_Исходный текст:_
_ _ _ _ _
Ответ на пост «Фильм "Мумия" доказал, что те кто его снимал на самом деле никакие не православные»
Ночь на Красной площади пахнет мокрой брусчаткой; под плоской черно-красной пирамидой светится стекло саркофага. Почти век Ленин лежит здесь, — вопреки христианскому обычаю предавать тело земле и вопреки собственной завещанной просьбе покоиться рядом с матерью в Санкт-Петербурге. Решение оставить его «вечно живым» приняли не родственники и не Церковь, а чрезвычайная «Комиссия по увековечению памяти», в которую входили Сталин, Дзержинский и инженер-футурист Леонид Красин. Красин всерьёз говорил, что наука однажды «воскресит великих людей»; тело нужно лишь сохранить до эпохи, когда смерть перестанет быть приговором. Его речь на похоронах химика Льва Карпова в 1921-м звучала как техническое пророчество о будущей реанимации — и это пророчество объясняет странное упорство, с которым позже ухватились за идею мавзолея.
_ _ _ _ _
_Исходные материалы:_

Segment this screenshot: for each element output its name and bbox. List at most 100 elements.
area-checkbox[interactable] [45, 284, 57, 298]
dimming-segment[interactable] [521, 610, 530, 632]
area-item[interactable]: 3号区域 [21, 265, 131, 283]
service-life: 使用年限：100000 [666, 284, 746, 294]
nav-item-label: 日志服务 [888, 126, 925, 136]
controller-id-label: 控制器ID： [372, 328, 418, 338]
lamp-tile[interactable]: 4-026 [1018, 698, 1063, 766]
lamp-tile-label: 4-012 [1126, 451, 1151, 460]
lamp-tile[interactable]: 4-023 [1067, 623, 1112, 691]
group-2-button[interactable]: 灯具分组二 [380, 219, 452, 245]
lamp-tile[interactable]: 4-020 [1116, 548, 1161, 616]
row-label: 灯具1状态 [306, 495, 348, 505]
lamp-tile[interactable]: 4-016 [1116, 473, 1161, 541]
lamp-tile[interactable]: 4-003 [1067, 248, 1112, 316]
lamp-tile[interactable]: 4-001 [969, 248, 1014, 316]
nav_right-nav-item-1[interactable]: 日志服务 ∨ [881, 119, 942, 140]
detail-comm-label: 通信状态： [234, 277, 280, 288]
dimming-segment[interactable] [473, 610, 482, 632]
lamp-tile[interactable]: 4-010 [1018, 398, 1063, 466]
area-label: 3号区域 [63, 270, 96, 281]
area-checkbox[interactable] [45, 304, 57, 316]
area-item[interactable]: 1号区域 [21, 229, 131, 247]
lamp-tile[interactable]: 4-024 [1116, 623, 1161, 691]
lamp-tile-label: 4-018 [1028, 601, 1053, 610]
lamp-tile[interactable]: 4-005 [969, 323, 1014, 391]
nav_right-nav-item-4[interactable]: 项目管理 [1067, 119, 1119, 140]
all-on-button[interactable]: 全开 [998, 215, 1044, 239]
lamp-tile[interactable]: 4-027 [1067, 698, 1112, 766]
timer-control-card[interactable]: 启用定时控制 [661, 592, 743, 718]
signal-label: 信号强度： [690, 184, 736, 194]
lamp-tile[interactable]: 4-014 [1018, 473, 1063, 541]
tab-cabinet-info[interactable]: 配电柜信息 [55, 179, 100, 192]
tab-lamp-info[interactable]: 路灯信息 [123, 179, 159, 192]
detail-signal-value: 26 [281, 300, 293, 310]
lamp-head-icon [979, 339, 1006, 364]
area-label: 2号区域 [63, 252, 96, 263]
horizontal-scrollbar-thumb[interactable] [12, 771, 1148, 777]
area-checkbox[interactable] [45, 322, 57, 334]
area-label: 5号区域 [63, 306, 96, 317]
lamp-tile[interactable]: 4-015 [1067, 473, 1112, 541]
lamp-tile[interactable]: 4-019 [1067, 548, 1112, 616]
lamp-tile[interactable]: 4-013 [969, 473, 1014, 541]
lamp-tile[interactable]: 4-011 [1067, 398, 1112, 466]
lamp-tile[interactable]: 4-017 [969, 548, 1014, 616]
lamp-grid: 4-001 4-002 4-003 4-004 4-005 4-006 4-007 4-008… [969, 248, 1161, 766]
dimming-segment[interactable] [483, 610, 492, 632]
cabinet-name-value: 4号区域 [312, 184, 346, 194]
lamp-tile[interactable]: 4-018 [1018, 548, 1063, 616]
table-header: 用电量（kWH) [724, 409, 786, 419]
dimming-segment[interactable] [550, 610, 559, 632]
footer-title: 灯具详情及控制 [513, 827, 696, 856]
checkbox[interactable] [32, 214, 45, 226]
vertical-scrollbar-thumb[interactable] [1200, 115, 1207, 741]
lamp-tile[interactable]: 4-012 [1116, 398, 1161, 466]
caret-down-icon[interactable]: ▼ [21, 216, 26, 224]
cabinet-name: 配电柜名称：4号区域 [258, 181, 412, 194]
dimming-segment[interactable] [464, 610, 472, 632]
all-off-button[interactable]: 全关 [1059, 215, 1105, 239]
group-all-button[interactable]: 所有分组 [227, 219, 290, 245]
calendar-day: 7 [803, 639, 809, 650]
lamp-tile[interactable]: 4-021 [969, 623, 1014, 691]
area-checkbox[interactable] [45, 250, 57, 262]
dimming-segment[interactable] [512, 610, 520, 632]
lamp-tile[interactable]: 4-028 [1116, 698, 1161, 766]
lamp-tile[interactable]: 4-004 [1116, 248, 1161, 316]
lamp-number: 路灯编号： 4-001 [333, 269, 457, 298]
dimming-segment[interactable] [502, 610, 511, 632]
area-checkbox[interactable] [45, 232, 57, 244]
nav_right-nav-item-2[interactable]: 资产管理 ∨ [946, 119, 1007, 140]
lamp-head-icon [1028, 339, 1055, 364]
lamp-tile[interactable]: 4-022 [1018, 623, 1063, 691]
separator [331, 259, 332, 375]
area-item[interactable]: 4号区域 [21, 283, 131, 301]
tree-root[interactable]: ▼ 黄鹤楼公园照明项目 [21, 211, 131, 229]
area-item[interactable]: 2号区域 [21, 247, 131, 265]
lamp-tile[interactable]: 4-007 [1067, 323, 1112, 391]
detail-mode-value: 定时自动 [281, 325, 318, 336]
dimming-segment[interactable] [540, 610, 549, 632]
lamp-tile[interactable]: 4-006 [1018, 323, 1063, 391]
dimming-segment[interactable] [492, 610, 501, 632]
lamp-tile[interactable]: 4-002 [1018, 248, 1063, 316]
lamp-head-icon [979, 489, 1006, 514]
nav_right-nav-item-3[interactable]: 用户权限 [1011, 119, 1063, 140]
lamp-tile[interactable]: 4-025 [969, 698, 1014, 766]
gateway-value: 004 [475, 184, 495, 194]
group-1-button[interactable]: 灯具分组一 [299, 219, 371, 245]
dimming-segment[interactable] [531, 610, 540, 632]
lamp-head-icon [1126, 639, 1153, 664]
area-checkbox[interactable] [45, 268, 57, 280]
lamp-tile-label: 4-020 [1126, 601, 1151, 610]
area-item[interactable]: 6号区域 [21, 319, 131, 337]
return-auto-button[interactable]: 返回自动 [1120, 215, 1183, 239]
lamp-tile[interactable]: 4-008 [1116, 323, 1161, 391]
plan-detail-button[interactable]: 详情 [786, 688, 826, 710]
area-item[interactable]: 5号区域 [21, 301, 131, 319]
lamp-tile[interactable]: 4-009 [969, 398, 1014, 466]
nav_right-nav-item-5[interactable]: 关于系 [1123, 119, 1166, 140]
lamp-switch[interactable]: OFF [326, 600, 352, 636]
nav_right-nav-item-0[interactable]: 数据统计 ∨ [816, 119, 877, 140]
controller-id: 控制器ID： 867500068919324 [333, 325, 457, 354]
_ _ _ _ _
_Задание:_ Продолжите текст о мавзолее Ленина, начав сразу после его последнего предложения.

_Выполненное задание:_
Первая посмертная зима держала Москву при –7 °C, и гроб Ленина четыре дня стоял под открытым небом, пока к нему шли 50 000 человек. Когда начались оттепели, на коже выступили тёмные пятна, уши сморщились, нос почернел. Патологоанатом Алексей Абрикосов уже перерезал артерии, так что классическая бальзамировка была невозможна. Тогда химики Борис Збарский и Владимир Воробьёв зашили сосуды, вымочили тело в смеси формалина, глицерина и калия ацетата, а под веки положили стеклянные яблоки, чтобы лицо не «провалилось». Их сын Илья вспоминал: дважды в неделю руки и лицо протирали раствором, раз в год труп погружали в «ванну жизни».
Архитектор Алексей Щусев вытянул на стол три вложенных куба: модель опиралась на египетскую пирамиду Джосера и царскую гробницу Кира Великого; художник-супрематист Казимир Малевич уверял, что «куб — форма, в которой смерть теряет власть». Так зародился мавзолей-ступенник, близкий эзотерическим символам и одновременно удобный как трибуна власти; позже с него приветствовали парады и выстраивали военную мистерию 9 мая.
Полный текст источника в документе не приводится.